*EXERCISE TASK:*
Search the listing for the string "lạnh" and copy every line that contains it.

*Saved entries:*
>> begin

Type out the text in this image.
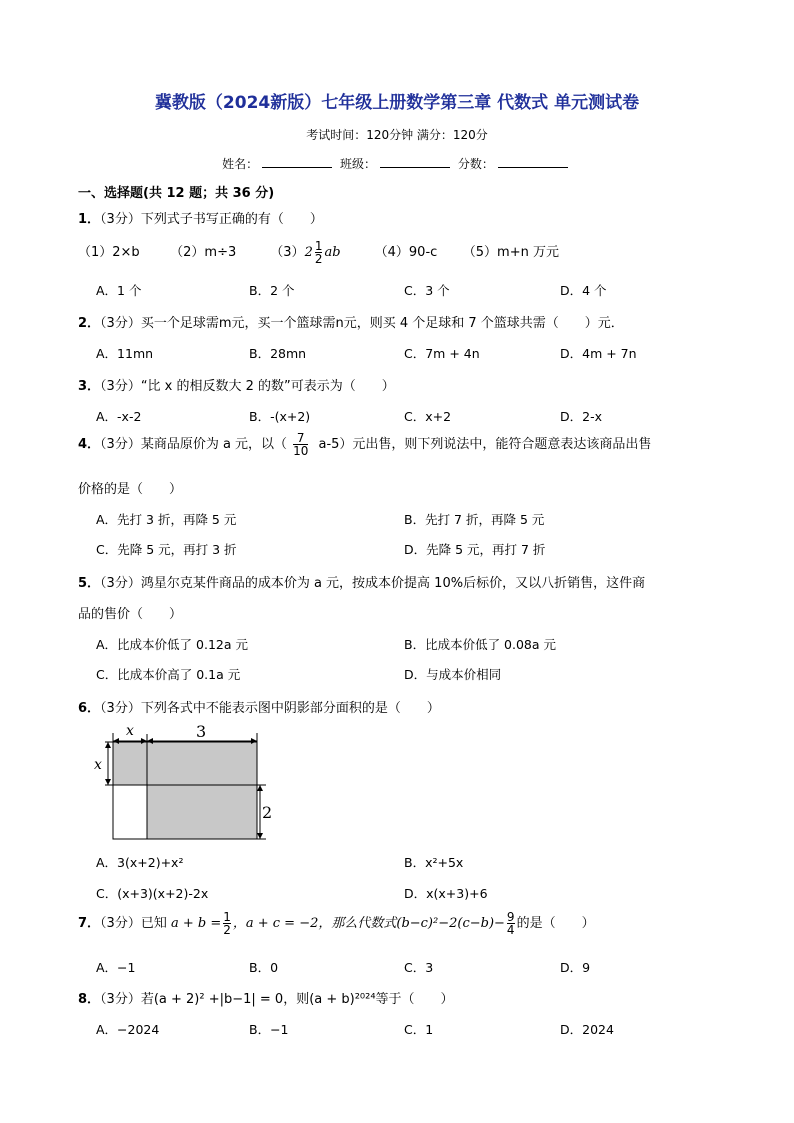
冀教版（2024新版）七年级上册数学第三章 代数式 单元测试卷
考试时间：120分钟 满分：120分
姓名：	班级：	分数：
一、选择题(共 12 题；共 36 分)
1．（3分）下列式子书写正确的有（　　）
（1）2×b （2）m÷3	$(3)2 \frac{1}{2}$ ab	（4）90-c （5）m+n 万元
A．1 个	B．2 个	C．3 个	D．4 个
2．（3分）买一个足球需m元，买一个篮球需n元，则买 4 个足球和 7 个篮球共需（　　）元．
A．11mn	B．28mn	C．7m + 4n	D．4m + 7n
3．（3分）“比 x 的相反数大 2 的数”可表示为（　　）
A．-x-2	B．-(x+2)	C．x+2	D．2-x
4．（3分）某商品原价为 a 元，以（ $\frac{7}{10} a-5$）元出售，则下列说法中，能符合题意表达该商品出售
价格的是（　　）
A．先打 3 折，再降 5 元	B．先打 7 折，再降 5 元
C．先降 5 元，再打 3 折	D．先降 5 元，再打 7 折
5．（3分）鸿星尔克某件商品的成本价为 a 元，按成本价提高 10%后标价，又以八折销售，这件商
品的售价（　　）
A．比成本价低了 0.12a 元	B．比成本价低了 0.08a 元
C．比成本价高了 0.1a 元	D．与成本价相同
6．（3分）下列各式中不能表示图中阴影部分面积的是（　　）
x	3
x
2
A．3(x+2)+x²	B．x²+5x
C．(x+3)(x+2)-2x	D．x(x+3)+6
7．（3分）已知 $a + b = \frac{1}{2}$ ，a + c = −2，那么代数式$(b-c)^2-2(c-b)- \frac{9}{4}$ 的是（　　）
A．−1	B．0	C．3	D．9
8．（3分）若(a + 2)² +|b−1| = 0，则(a + b)²⁰²⁴等于（　　）
A．−2024	B．−1	C．1	D．2024
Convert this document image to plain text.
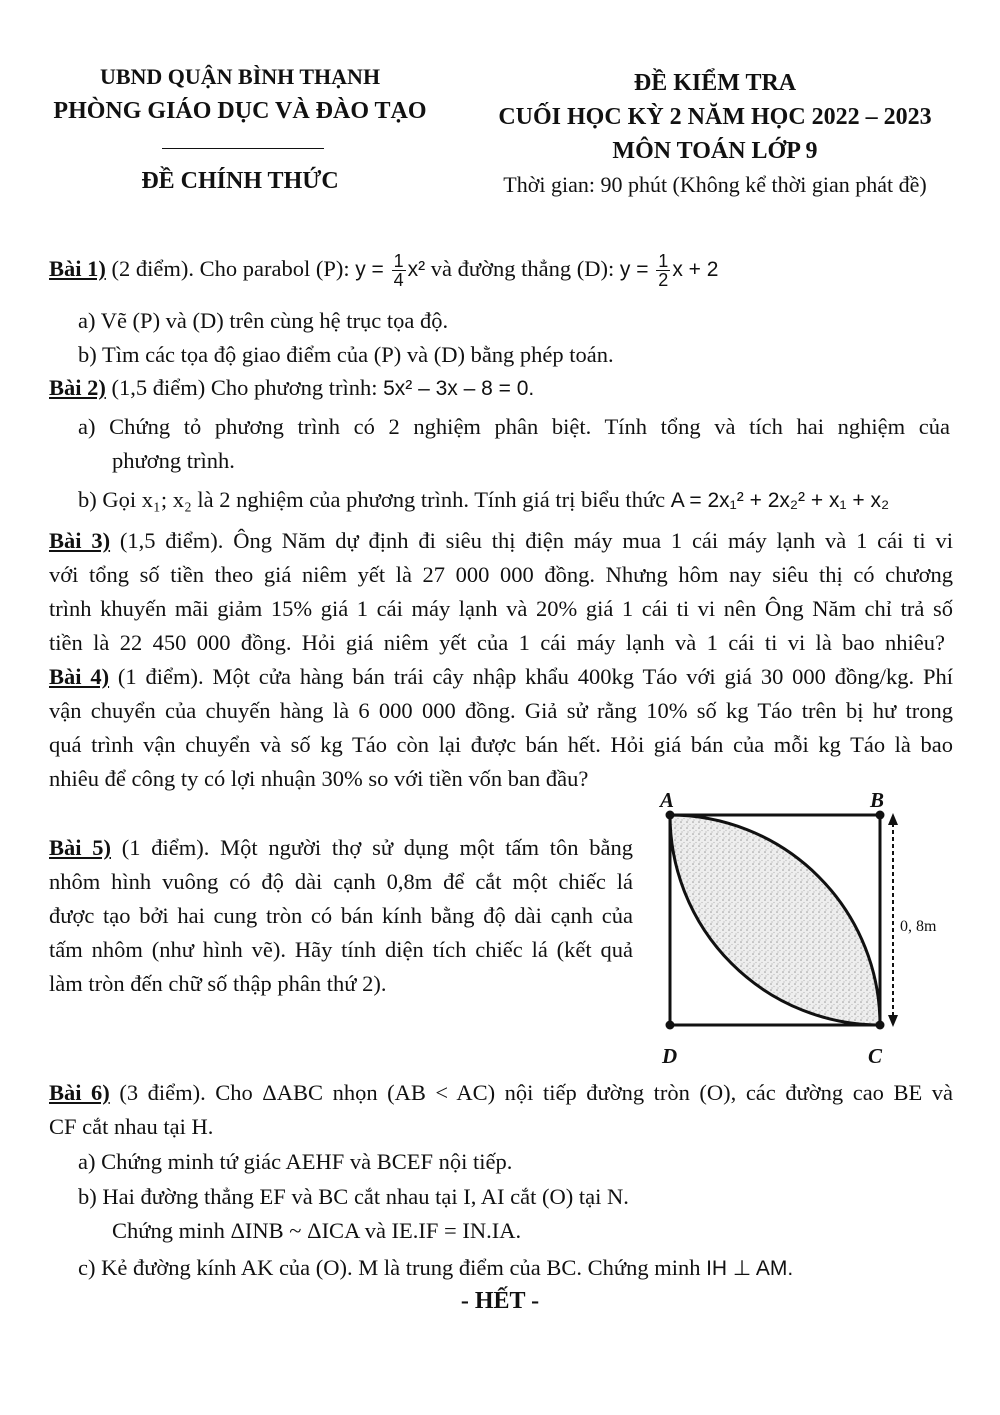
UBND QUẬN BÌNH THẠNH
PHÒNG GIÁO DỤC VÀ ĐÀO TẠO
ĐỀ CHÍNH THỨC
ĐỀ KIỂM TRA
CUỐI HỌC KỲ 2 NĂM HỌC 2022 – 2023
MÔN TOÁN LỚP 9
Thời gian: 90 phút (Không kể thời gian phát đề)
Bài 1) (2 điểm). Cho parabol (P): $y = \frac{1}{4} x^2$ và đường thẳng (D): $y = \frac{1}{2}$ x + 2
a) Vẽ (P) và (D) trên cùng hệ trục tọa độ.
b) Tìm các tọa độ giao điểm của (P) và (D) bằng phép toán.
Bài 2) (1,5 điểm) Cho phương trình: 5x² – 3x – 8 = 0.
a) Chứng tỏ phương trình có 2 nghiệm phân biệt. Tính tổng và tích hai nghiệm của
phương trình.
b) Gọi x₁; x₂ là 2 nghiệm của phương trình. Tính giá trị biểu thức A = 2x₁² + 2x₂² + x₁ + x₂
Bài 3) (1,5 điểm). Ông Năm dự định đi siêu thị điện máy mua 1 cái máy lạnh và 1 cái ti vi
với tổng số tiền theo giá niêm yết là 27 000 000 đồng. Nhưng hôm nay siêu thị có chương
trình khuyến mãi giảm 15% giá 1 cái máy lạnh và 20% giá 1 cái ti vi nên Ông Năm chỉ trả số
tiền là 22 450 000 đồng. Hỏi giá niêm yết của 1 cái máy lạnh và 1 cái ti vi là bao nhiêu?
Bài 4) (1 điểm). Một cửa hàng bán trái cây nhập khẩu 400kg Táo với giá 30 000 đồng/kg. Phí
vận chuyển của chuyến hàng là 6 000 000 đồng. Giả sử rằng 10% số kg Táo trên bị hư trong
quá trình vận chuyển và số kg Táo còn lại được bán hết. Hỏi giá bán của mỗi kg Táo là bao
nhiêu để công ty có lợi nhuận 30% so với tiền vốn ban đầu?
Bài 5) (1 điểm). Một người thợ sử dụng một tấm tôn bằng
nhôm hình vuông có độ dài cạnh 0,8m để cắt một chiếc lá
được tạo bởi hai cung tròn có bán kính bằng độ dài cạnh của
tấm nhôm (như hình vẽ). Hãy tính diện tích chiếc lá (kết quả
làm tròn đến chữ số thập phân thứ 2).
A	B
C
D
0, 8m
Bài 6) (3 điểm). Cho ΔABC nhọn (AB < AC) nội tiếp đường tròn (O), các đường cao BE và
CF cắt nhau tại H.
a) Chứng minh tứ giác AEHF và BCEF nội tiếp.
b) Hai đường thẳng EF và BC cắt nhau tại I, AI cắt (O) tại N.
Chứng minh ΔINB ~ ΔICA và IE.IF = IN.IA.
c) Kẻ đường kính AK của (O). M là trung điểm của BC. Chứng minh IH ⊥ AM.
- HẾT -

>> end

*TASK OUTPUT:*
Bài 3) (1,5 điểm). Ông Năm dự định đi siêu thị điện máy mua 1 cái máy lạnh và 1 cái ti vi
trình khuyến mãi giảm 15% giá 1 cái máy lạnh và 20% giá 1 cái ti vi nên Ông Năm chỉ trả số
tiền là 22 450 000 đồng. Hỏi giá niêm yết của 1 cái máy lạnh và 1 cái ti vi là bao nhiêu?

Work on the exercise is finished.